Copy the data below exactly.

** START OF PROVIDED DATA **

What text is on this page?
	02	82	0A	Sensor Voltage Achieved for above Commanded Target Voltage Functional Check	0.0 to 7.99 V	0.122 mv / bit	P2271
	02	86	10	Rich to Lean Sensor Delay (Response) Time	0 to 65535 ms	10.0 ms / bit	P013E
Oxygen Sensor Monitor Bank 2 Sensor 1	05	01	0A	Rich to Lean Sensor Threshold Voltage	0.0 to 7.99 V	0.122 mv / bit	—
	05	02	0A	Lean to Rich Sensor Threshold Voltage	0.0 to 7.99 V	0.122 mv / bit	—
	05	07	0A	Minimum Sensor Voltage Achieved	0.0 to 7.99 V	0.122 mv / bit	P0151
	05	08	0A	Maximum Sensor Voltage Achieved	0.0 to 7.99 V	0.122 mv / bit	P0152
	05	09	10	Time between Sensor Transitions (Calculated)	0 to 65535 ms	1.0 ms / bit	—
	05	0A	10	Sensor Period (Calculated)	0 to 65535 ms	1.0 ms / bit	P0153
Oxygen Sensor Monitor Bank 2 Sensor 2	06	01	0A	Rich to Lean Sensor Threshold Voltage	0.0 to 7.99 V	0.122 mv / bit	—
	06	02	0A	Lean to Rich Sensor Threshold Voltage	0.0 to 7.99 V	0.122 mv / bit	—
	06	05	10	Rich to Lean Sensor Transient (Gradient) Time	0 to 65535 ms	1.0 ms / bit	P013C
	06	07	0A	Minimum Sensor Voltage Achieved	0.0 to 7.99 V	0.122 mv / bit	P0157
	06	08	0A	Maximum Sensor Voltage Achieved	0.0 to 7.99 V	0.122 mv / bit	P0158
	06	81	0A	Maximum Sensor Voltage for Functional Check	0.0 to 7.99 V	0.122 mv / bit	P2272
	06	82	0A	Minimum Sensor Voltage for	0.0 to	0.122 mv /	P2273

** END OF PROVIDED DATA **

* [ANSWER FOR THE TASK]:
What text is on this page?
	02	82	0A	Sensor Voltage Achieved for above Commanded Target Voltage Functional Check	0.0 to 7.99 V	0.122 mv / bit	P2271
	02	86	10	Rich to Lean Sensor Delay (Response) Time	0 to 65535 ms	10.0 ms / bit	P013E
Oxygen Sensor Monitor Bank 2 Sensor 1	05	01	0A	Rich to Lean Sensor Threshold Voltage	0.0 to 7.99 V	0.122 mv / bit	—
	05	02	0A	Lean to Rich Sensor Threshold Voltage	0.0 to 7.99 V	0.122 mv / bit	—
	05	07	0A	Minimum Sensor Voltage Achieved	0.0 to 7.99 V	0.122 mv / bit	P0151
	05	08	0A	Maximum Sensor Voltage Achieved	0.0 to 7.99 V	0.122 mv / bit	P0152
	05	09	10	Time between Sensor Transitions (Calculated)	0 to 65535 ms	1.0 ms / bit	—
	05	0A	10	Sensor Period (Calculated)	0 to 65535 ms	1.0 ms / bit	P0153
Oxygen Sensor Monitor Bank 2 Sensor 2	06	01	0A	Rich to Lean Sensor Threshold Voltage	0.0 to 7.99 V	0.122 mv / bit	—
	06	02	0A	Lean to Rich Sensor Threshold Voltage	0.0 to 7.99 V	0.122 mv / bit	—
	06	05	10	Rich to Lean Sensor Transient (Gradient) Time	0 to 65535 ms	1.0 ms / bit	P013C
	06	07	0A	Minimum Sensor Voltage Achieved	0.0 to 7.99 V	0.122 mv / bit	P0157
	06	08	0A	Maximum Sensor Voltage Achieved	0.0 to 7.99 V	0.122 mv / bit	P0158
	06	81	0A	Maximum Sensor Voltage for Functional Check	0.0 to 7.99 V	0.122 mv / bit	P2272
	06	82	0A	Minimum Sensor Voltage for	0.0 to	0.122 mv /	P2273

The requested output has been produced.